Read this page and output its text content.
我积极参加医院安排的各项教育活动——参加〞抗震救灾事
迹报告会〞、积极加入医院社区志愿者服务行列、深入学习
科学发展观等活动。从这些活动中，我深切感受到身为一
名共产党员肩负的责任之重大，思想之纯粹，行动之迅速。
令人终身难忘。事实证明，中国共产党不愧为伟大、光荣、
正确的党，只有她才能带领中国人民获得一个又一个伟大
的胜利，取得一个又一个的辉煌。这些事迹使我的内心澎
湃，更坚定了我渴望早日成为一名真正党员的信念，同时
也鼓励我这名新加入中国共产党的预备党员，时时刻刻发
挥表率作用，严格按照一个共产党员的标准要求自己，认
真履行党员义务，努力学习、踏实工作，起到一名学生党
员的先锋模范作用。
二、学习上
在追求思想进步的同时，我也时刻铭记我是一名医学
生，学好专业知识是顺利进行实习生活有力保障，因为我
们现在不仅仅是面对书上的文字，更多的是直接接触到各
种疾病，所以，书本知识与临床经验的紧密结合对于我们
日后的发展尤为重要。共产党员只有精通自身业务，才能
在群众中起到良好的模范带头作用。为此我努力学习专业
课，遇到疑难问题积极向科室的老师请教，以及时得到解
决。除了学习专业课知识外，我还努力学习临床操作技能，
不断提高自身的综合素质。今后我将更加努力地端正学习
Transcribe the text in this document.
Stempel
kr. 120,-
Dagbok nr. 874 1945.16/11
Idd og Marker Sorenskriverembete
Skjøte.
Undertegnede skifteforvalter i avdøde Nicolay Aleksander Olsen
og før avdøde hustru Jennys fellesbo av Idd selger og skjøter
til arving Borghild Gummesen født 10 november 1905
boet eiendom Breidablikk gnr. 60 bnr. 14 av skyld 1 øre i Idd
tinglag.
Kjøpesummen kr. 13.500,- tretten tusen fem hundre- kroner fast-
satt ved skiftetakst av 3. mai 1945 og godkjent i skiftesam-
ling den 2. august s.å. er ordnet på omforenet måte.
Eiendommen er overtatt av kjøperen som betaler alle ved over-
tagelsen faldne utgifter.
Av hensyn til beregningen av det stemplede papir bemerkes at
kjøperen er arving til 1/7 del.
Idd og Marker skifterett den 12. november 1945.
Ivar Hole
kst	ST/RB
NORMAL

------------------------------------------------------------

**PROMPT:** Output the line that contains "Transcribe the text in this document.", followed by every later line in the listing, with no line omitted and none added.

**ANSWER TO THIS TASK:**
Transcribe the text in this document.
Stempel
kr. 120,-
Dagbok nr. 874 1945.16/11
Idd og Marker Sorenskriverembete
Skjøte.
Undertegnede skifteforvalter i avdøde Nicolay Aleksander Olsen
og før avdøde hustru Jennys fellesbo av Idd selger og skjøter
til arving Borghild Gummesen født 10 november 1905
boet eiendom Breidablikk gnr. 60 bnr. 14 av skyld 1 øre i Idd
tinglag.
Kjøpesummen kr. 13.500,- tretten tusen fem hundre- kroner fast-
satt ved skiftetakst av 3. mai 1945 og godkjent i skiftesam-
ling den 2. august s.å. er ordnet på omforenet måte.
Eiendommen er overtatt av kjøperen som betaler alle ved over-
tagelsen faldne utgifter.
Av hensyn til beregningen av det stemplede papir bemerkes at
kjøperen er arving til 1/7 del.
Idd og Marker skifterett den 12. november 1945.
Ivar Hole
kst	ST/RB
NORMAL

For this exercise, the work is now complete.